### Task objective
Extract the complete listing and output it unchanged.

================================

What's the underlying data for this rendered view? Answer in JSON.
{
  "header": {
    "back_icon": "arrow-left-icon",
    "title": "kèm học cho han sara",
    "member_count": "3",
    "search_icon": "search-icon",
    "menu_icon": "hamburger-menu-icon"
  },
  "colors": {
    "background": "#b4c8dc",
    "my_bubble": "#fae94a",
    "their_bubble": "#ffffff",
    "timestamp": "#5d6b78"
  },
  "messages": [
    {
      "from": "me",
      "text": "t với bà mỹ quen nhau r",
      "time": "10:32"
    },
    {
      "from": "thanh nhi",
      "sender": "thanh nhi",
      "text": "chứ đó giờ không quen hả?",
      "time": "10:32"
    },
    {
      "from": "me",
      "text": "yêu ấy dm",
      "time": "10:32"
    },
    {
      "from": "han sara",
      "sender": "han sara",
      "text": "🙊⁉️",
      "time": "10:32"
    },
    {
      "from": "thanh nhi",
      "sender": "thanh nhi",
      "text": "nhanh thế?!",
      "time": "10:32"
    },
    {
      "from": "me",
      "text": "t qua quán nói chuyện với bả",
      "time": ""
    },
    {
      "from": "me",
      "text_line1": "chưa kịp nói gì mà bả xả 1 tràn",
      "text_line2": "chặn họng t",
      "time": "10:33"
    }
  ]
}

================================

### Solution for this exercise
What's the underlying data for this rendered view? Answer in JSON.
{
  "header": {
    "back_icon": "arrow-left-icon",
    "title": "kèm học cho han sara",
    "member_count": "3",
    "search_icon": "search-icon",
    "menu_icon": "hamburger-menu-icon"
  },
  "colors": {
    "background": "#b4c8dc",
    "my_bubble": "#fae94a",
    "their_bubble": "#ffffff",
    "timestamp": "#5d6b78"
  },
  "messages": [
    {
      "from": "me",
      "text": "t với bà mỹ quen nhau r",
      "time": "10:32"
    },
    {
      "from": "thanh nhi",
      "sender": "thanh nhi",
      "text": "chứ đó giờ không quen hả?",
      "time": "10:32"
    },
    {
      "from": "me",
      "text": "yêu ấy dm",
      "time": "10:32"
    },
    {
      "from": "han sara",
      "sender": "han sara",
      "text": "🙊⁉️",
      "time": "10:32"
    },
    {
      "from": "thanh nhi",
      "sender": "thanh nhi",
      "text": "nhanh thế?!",
      "time": "10:32"
    },
    {
      "from": "me",
      "text": "t qua quán nói chuyện với bả",
      "time": ""
    },
    {
      "from": "me",
      "text_line1": "chưa kịp nói gì mà bả xả 1 tràn",
      "text_line2": "chặn họng t",
      "time": "10:33"
    }
  ]
}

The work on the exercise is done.